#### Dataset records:
--*--
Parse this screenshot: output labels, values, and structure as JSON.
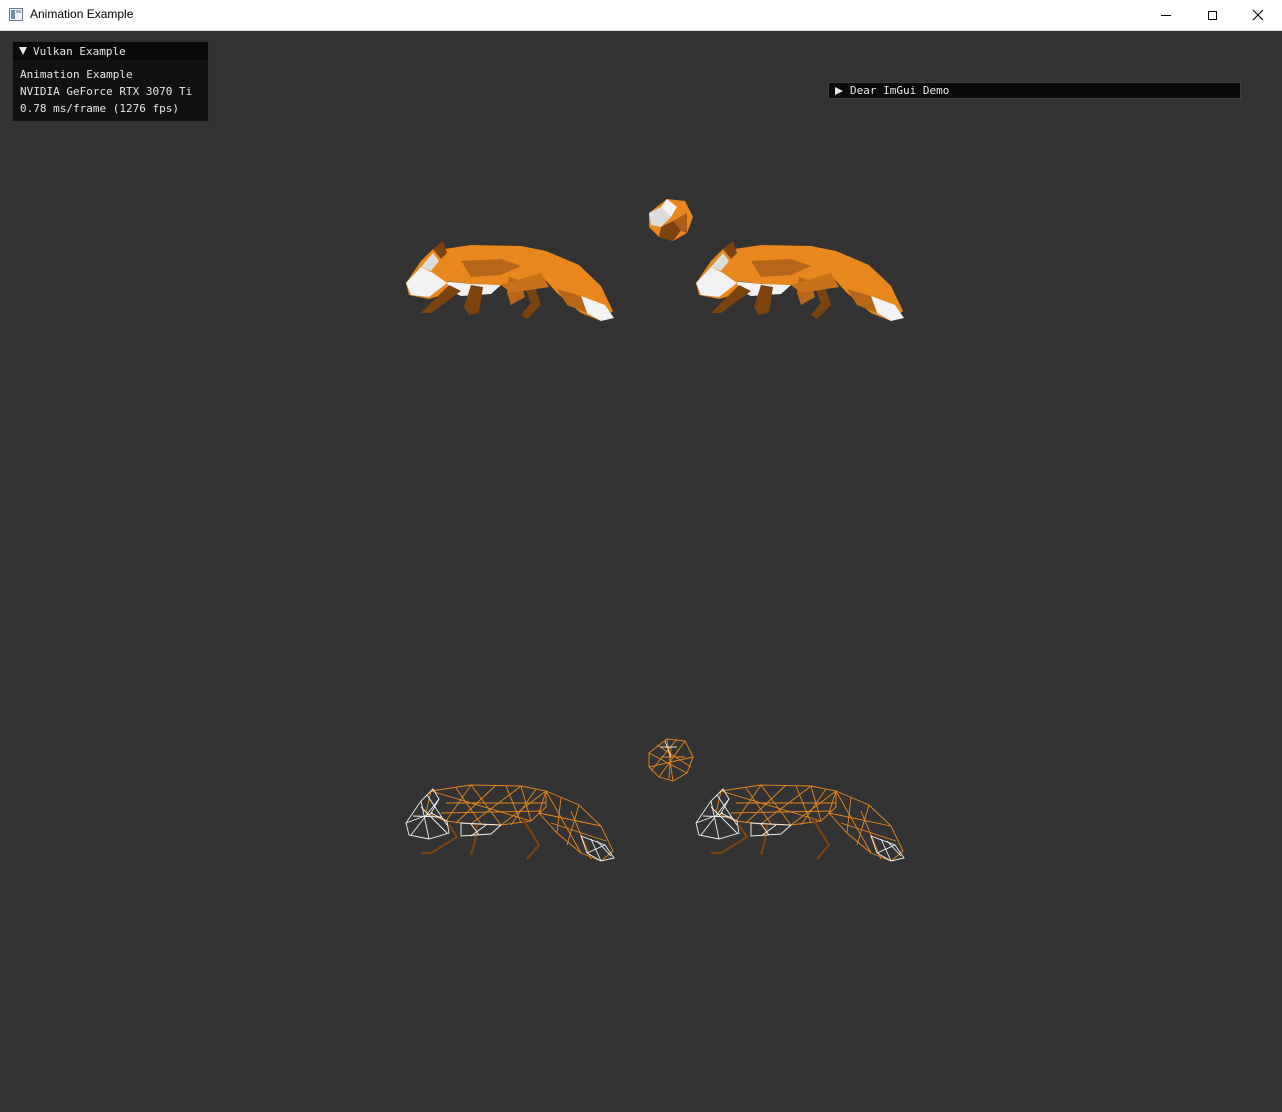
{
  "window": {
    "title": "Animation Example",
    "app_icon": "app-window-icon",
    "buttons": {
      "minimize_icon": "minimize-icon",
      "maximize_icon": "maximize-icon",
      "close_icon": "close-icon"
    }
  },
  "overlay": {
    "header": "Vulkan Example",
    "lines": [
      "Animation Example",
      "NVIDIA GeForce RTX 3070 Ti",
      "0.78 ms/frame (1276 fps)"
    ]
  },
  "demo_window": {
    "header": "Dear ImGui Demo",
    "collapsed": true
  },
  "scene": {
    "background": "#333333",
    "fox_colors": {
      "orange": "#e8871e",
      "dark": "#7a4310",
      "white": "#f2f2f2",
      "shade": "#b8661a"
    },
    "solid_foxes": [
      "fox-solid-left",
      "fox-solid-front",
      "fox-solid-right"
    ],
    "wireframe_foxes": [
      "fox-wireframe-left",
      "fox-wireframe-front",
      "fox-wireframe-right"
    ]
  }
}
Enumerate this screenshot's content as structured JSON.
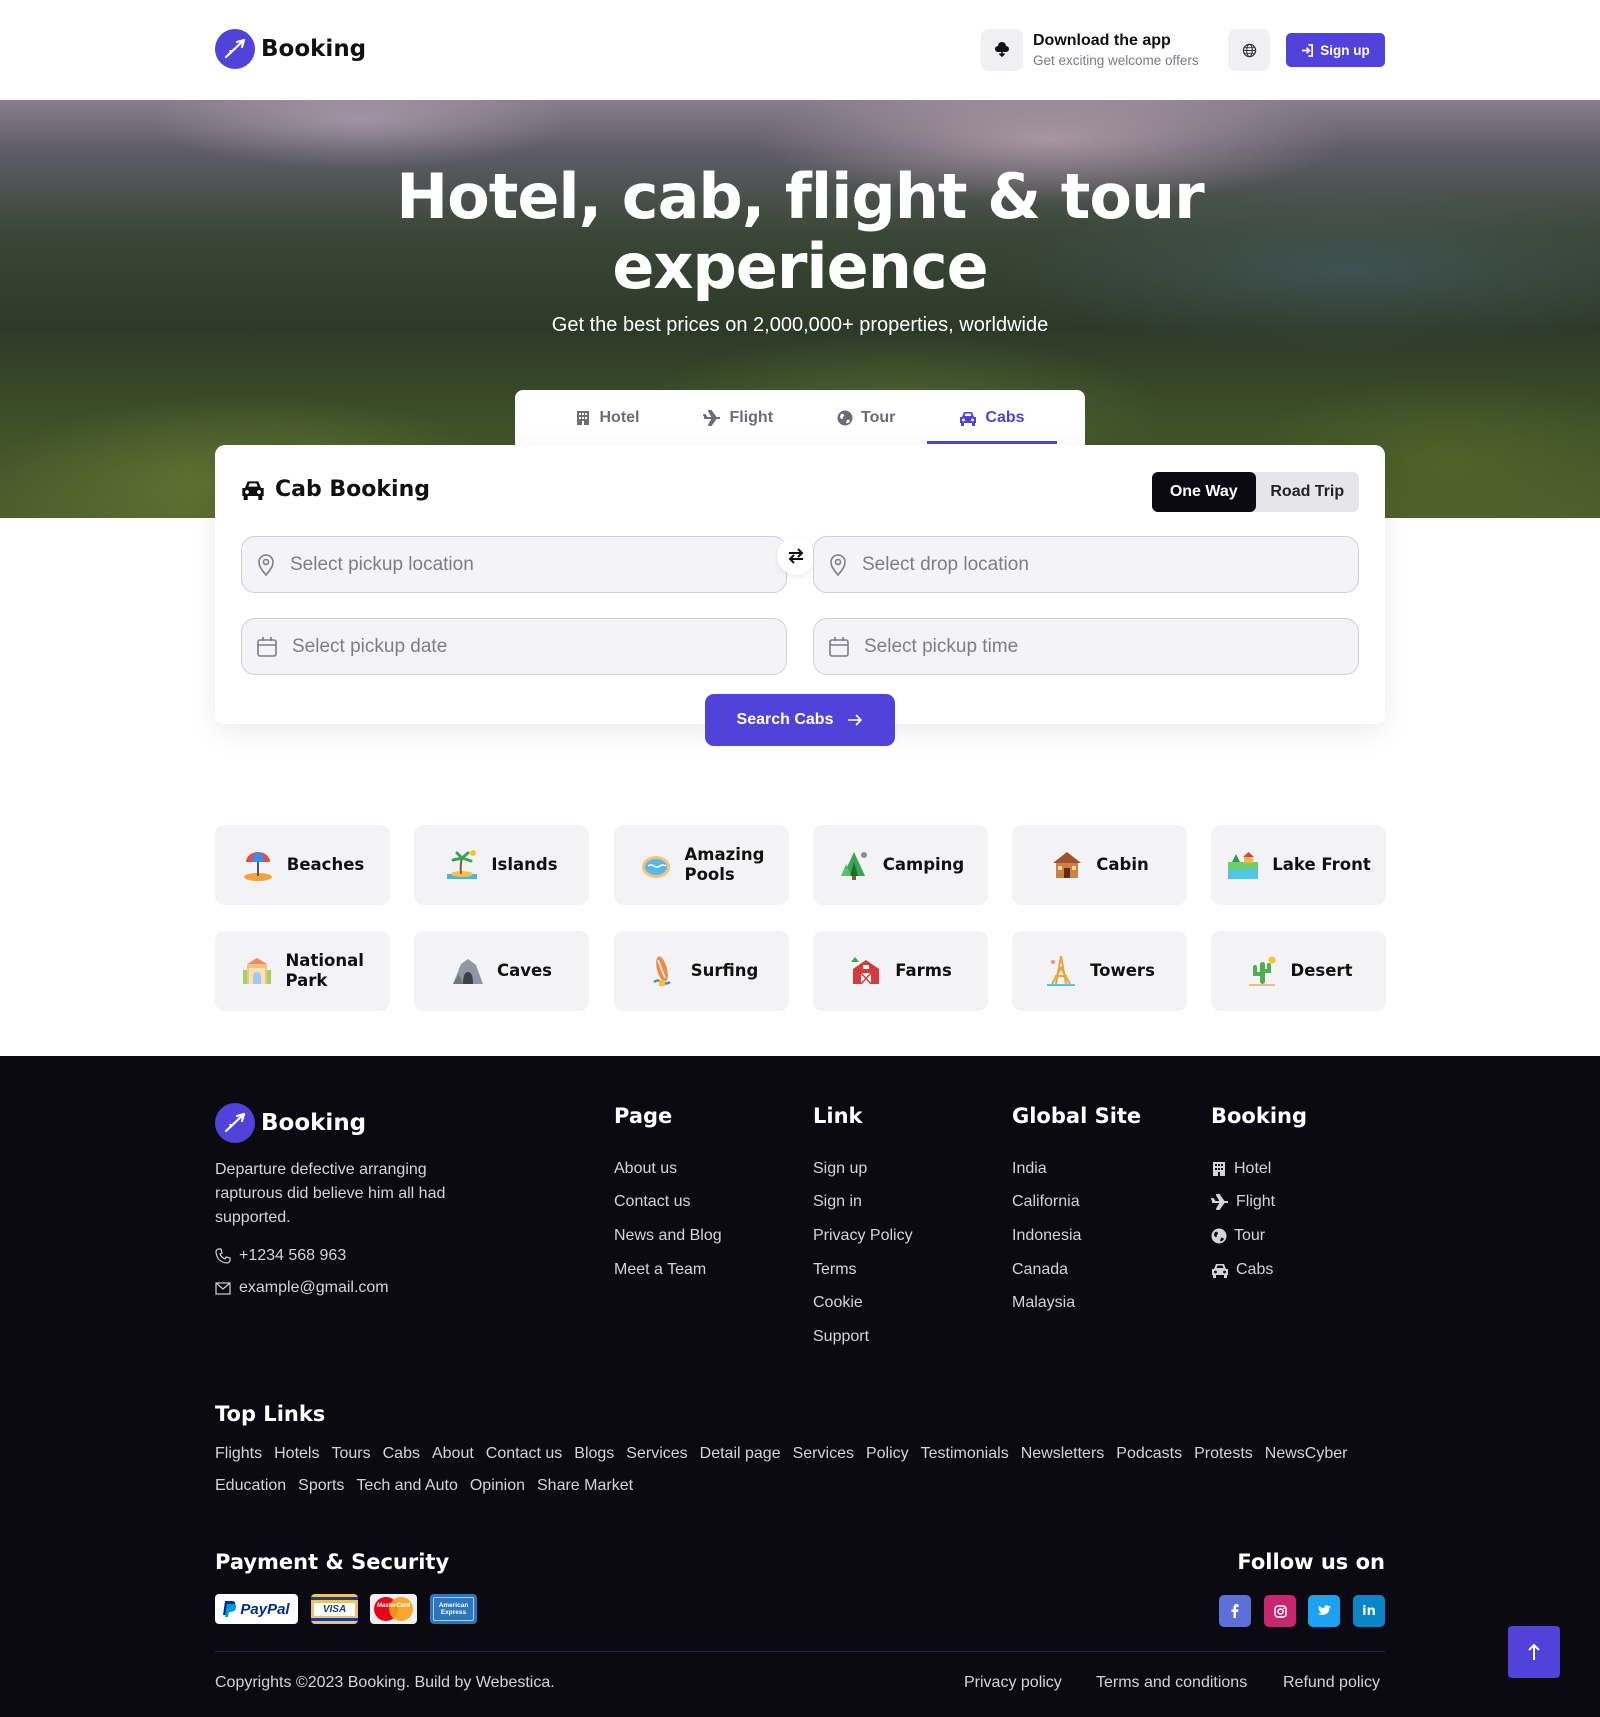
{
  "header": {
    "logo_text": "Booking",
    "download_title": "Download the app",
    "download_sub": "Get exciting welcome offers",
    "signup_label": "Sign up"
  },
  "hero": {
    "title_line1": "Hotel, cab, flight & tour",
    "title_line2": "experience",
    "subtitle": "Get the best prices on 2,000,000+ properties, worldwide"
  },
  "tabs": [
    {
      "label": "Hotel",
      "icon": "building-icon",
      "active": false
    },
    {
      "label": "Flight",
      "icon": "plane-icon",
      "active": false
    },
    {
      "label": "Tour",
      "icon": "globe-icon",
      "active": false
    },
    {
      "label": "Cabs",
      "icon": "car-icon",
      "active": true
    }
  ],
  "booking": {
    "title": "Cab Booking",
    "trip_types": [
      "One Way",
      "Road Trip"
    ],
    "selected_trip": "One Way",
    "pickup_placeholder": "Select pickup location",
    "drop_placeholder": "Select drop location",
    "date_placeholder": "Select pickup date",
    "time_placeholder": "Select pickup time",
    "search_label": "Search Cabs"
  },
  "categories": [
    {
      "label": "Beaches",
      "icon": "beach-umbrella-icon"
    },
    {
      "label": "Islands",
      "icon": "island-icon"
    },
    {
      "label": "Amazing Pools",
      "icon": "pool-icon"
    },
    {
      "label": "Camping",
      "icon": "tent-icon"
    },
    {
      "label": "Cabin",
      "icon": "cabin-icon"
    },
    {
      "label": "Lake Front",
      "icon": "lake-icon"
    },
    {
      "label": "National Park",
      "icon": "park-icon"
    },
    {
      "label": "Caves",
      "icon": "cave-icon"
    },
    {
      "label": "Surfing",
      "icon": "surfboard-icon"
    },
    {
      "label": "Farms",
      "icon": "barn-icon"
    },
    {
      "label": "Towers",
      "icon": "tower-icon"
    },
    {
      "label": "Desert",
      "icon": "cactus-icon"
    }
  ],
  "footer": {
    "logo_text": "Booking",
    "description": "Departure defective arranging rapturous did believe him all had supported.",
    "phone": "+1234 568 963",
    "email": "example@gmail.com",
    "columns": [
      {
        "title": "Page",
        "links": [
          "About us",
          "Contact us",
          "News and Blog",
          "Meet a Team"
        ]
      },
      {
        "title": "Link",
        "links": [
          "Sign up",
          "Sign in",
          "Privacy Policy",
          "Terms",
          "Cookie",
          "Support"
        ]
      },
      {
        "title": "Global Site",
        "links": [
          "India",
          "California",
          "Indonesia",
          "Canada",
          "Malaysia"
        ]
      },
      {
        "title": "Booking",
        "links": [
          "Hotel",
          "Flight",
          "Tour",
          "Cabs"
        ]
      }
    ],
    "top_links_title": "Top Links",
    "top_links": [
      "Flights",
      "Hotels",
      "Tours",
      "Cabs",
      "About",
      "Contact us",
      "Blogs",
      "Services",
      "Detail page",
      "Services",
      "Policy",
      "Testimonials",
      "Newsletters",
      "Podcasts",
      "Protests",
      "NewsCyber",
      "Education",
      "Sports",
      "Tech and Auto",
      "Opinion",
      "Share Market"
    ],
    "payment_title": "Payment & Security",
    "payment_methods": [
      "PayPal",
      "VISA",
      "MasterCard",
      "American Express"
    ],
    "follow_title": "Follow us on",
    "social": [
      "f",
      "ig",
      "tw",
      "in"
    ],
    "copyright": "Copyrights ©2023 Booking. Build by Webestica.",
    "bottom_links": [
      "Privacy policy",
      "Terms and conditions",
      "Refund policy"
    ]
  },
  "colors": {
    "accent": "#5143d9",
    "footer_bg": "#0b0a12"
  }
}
--*--
#### What to produce:
For this exercise, gather every line of the data that contains the word "location".

#### Solution for this exercise:
    "pickup_placeholder": "Select pickup location",
    "drop_placeholder": "Select drop location",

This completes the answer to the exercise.